- PROVIDED RECORDS:
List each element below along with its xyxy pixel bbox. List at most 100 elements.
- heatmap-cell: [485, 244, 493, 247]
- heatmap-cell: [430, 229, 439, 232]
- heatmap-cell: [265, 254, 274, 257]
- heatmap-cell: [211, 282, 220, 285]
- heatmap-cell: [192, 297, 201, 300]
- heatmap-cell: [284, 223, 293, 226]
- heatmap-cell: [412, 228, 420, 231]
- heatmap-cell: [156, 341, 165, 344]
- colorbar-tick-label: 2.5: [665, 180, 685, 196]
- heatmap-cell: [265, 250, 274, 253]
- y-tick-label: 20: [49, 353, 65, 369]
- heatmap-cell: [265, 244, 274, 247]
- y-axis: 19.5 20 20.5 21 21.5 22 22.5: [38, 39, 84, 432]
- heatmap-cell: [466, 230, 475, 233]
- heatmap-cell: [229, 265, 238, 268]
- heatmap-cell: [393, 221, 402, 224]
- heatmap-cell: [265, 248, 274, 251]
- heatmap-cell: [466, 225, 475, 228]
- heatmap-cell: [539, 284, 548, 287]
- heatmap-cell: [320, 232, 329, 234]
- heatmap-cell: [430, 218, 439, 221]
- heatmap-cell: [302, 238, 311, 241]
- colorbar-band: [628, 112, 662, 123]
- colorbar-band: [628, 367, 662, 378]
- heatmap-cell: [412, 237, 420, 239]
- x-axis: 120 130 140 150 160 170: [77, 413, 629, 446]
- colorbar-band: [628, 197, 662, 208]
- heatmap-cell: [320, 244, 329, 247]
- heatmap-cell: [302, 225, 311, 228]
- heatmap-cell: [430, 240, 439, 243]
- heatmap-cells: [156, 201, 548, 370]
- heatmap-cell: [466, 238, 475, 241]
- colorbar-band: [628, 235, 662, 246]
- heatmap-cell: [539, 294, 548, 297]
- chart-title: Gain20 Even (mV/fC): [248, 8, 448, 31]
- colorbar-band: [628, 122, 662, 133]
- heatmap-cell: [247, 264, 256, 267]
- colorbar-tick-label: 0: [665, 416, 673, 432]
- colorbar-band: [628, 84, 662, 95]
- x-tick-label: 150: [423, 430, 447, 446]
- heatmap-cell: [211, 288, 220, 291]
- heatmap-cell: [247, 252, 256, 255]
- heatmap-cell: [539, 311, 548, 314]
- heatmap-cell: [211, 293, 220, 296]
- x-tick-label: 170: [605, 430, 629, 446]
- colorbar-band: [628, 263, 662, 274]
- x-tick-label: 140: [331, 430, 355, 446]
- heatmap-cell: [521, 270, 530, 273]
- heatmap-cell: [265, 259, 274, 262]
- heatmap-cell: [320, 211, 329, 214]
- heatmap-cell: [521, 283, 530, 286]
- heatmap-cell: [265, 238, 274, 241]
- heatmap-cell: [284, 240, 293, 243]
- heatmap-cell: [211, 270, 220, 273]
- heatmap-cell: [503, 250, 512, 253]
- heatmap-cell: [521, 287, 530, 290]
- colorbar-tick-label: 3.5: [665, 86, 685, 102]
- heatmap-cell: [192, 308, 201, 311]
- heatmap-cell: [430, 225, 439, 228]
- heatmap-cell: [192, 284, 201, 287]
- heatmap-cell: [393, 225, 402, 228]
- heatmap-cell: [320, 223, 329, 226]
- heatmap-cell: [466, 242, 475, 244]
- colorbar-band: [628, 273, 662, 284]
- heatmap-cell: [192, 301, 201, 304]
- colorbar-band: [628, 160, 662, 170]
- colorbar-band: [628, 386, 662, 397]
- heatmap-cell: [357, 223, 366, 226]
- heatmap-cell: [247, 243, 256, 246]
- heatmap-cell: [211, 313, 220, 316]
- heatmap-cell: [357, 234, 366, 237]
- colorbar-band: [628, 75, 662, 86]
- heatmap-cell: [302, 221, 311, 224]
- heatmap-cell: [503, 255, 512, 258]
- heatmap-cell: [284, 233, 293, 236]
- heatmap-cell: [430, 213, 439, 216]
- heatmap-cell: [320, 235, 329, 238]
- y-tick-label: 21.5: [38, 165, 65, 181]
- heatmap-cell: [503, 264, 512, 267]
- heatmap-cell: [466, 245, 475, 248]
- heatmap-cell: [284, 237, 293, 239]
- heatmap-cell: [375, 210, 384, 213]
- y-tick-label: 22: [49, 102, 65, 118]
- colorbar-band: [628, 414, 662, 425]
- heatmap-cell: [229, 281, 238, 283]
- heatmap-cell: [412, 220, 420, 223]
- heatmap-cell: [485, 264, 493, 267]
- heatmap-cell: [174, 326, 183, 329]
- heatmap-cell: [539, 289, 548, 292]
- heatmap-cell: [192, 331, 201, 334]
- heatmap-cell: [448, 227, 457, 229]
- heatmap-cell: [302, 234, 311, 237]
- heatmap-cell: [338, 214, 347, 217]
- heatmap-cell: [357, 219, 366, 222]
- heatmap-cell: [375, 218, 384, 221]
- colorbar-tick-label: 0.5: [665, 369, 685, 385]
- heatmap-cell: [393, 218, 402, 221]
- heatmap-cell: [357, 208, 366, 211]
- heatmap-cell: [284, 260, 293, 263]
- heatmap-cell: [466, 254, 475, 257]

- DIRECTIONS FOR THIS TASK: Pull out every line above that contains the string "tick", matching upper and lower case exactly.

- THE ANSWER:
- colorbar-tick-label: 2.5: [665, 180, 685, 196]
- y-tick-label: 20: [49, 353, 65, 369]
- colorbar-tick-label: 0: [665, 416, 673, 432]
- x-tick-label: 150: [423, 430, 447, 446]
- x-tick-label: 170: [605, 430, 629, 446]
- x-tick-label: 140: [331, 430, 355, 446]
- colorbar-tick-label: 3.5: [665, 86, 685, 102]
- y-tick-label: 21.5: [38, 165, 65, 181]
- y-tick-label: 22: [49, 102, 65, 118]
- colorbar-tick-label: 0.5: [665, 369, 685, 385]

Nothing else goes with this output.